- _AIM_: Look below for the line with "Output the text content of this document.", then repeat it and all lines after it, exactly, minus any pictures.

=== DATA TO USE ===

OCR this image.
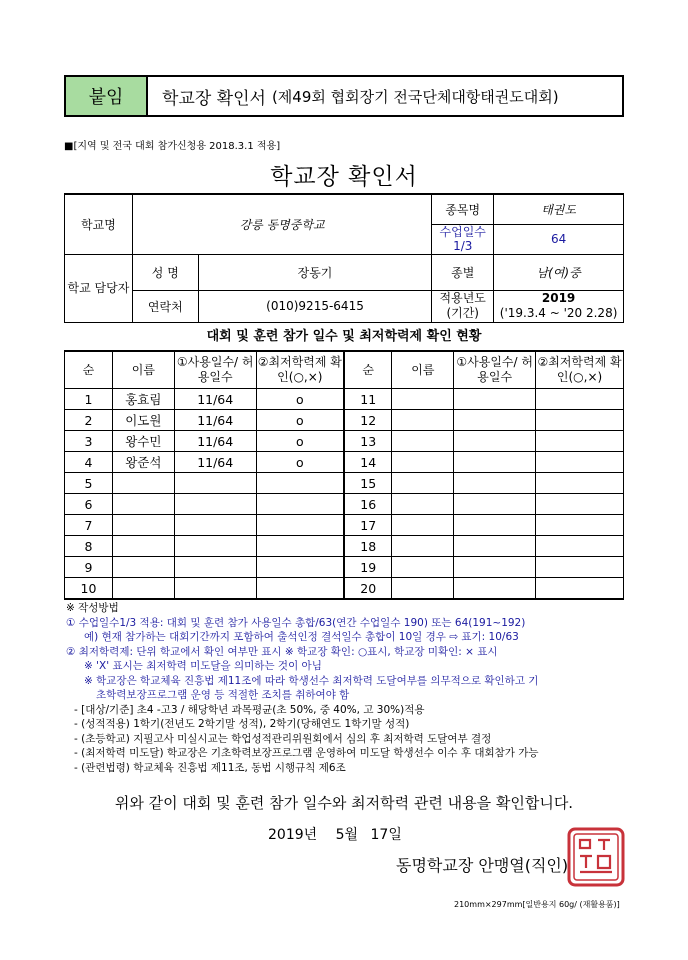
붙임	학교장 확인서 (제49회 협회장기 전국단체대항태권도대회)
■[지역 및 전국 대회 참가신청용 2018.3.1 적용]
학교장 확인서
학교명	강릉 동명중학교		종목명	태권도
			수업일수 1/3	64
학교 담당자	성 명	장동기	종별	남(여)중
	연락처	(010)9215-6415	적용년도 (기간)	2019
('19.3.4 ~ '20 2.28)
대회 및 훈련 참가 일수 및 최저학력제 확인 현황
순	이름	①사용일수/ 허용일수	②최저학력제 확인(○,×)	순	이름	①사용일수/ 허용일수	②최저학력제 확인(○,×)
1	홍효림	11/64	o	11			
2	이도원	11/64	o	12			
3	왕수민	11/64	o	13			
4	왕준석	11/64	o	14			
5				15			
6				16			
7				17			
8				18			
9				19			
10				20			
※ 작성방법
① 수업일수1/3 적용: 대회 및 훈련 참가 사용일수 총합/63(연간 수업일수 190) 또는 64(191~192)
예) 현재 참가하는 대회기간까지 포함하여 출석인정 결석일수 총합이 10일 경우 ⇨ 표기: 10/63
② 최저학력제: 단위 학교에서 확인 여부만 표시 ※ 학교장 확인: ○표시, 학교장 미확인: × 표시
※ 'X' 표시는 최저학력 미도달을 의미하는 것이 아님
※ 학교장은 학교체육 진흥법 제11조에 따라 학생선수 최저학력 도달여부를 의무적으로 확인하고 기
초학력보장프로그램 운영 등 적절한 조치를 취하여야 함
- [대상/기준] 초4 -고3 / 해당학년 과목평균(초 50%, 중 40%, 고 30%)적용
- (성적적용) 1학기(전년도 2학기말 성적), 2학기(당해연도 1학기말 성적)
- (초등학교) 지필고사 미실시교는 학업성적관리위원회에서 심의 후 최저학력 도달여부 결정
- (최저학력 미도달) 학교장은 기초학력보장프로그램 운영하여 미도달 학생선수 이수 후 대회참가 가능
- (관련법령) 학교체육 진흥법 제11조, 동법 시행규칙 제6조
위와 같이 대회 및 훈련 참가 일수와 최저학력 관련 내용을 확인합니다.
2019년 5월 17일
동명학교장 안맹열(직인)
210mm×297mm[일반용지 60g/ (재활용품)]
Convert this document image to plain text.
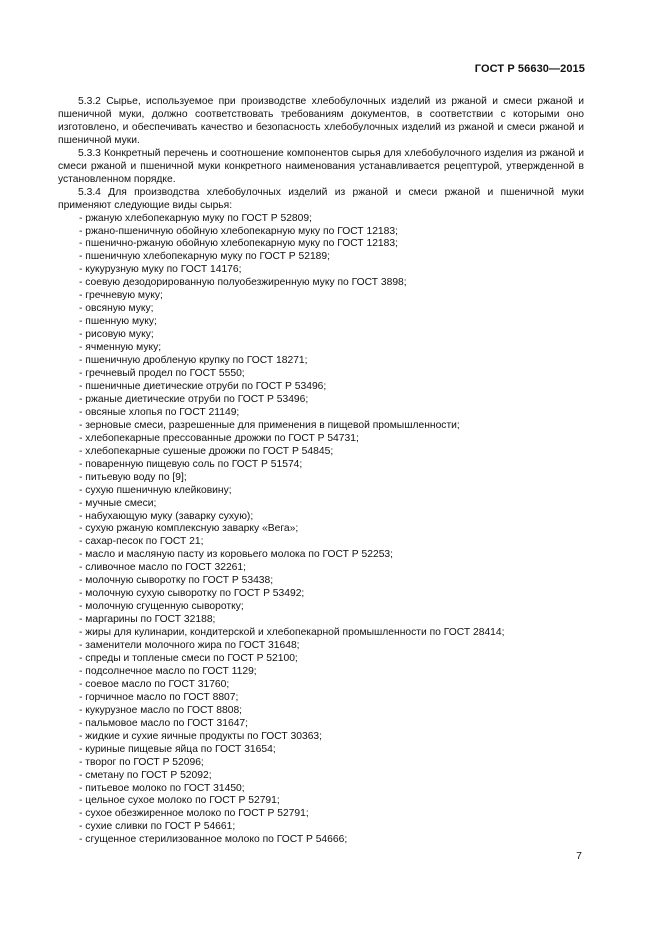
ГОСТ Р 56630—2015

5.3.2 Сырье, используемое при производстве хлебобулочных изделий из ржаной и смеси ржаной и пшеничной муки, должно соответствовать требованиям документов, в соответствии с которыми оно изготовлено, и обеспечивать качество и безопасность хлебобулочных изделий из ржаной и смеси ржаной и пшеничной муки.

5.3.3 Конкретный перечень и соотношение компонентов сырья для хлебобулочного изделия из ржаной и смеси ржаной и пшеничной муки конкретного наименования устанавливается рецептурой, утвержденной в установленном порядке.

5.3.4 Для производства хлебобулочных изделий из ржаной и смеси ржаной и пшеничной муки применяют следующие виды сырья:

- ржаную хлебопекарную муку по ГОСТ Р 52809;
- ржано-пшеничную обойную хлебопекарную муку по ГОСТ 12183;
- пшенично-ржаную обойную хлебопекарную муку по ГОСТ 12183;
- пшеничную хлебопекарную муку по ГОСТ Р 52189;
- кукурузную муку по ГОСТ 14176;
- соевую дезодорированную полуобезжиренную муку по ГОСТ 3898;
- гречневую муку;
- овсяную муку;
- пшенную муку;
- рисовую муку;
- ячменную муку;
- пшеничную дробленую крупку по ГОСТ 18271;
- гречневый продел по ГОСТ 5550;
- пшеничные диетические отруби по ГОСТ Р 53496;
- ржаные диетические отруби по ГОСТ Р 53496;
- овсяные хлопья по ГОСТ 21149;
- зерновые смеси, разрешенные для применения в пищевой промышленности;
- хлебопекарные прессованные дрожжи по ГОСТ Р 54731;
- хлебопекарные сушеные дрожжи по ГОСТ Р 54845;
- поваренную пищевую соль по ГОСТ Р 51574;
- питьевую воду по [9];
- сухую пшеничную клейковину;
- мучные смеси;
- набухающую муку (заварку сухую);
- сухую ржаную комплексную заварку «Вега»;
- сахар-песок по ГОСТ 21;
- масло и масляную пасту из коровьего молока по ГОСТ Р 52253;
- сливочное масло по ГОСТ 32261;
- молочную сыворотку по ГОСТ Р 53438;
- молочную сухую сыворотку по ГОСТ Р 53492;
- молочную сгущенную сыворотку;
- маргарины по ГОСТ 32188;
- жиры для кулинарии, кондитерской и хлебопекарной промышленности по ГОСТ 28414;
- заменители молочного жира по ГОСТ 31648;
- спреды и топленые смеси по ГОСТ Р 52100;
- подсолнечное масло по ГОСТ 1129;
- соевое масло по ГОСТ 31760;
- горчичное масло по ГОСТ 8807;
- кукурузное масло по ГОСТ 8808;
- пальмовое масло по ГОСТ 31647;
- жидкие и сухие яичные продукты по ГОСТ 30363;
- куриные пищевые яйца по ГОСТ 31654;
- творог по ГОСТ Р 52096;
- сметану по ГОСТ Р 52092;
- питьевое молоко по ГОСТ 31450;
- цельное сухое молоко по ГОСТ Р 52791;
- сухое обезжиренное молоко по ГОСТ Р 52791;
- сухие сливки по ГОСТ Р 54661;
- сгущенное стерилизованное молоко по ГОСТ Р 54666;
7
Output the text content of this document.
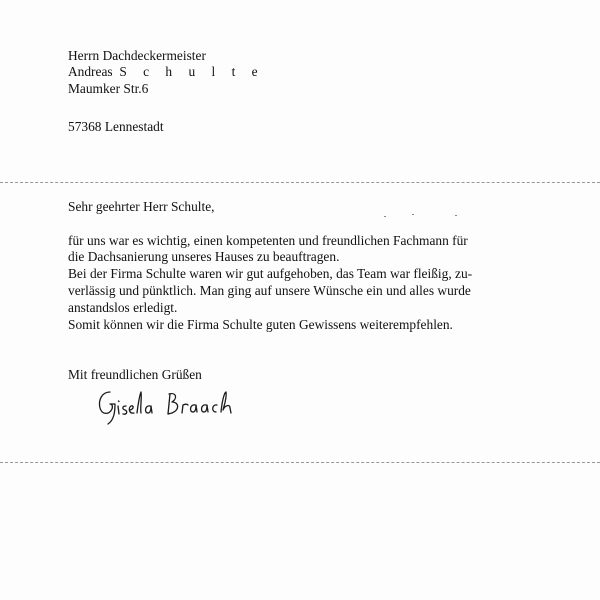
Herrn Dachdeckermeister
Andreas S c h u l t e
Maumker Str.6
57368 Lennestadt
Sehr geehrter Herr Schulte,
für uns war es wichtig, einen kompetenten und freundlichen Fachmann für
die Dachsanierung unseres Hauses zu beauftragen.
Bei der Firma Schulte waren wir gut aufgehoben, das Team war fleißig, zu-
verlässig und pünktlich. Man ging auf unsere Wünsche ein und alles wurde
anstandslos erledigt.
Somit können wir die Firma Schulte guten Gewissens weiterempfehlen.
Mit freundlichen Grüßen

===

- _THE COMPLETED TASK_:
Output the text content of this document.
Herrn Dachdeckermeister
Andreas S c h u l t e
Maumker Str.6
57368 Lennestadt
Sehr geehrter Herr Schulte,
für uns war es wichtig, einen kompetenten und freundlichen Fachmann für
die Dachsanierung unseres Hauses zu beauftragen.
Bei der Firma Schulte waren wir gut aufgehoben, das Team war fleißig, zu-
verlässig und pünktlich. Man ging auf unsere Wünsche ein und alles wurde
anstandslos erledigt.
Somit können wir die Firma Schulte guten Gewissens weiterempfehlen.
Mit freundlichen Grüßen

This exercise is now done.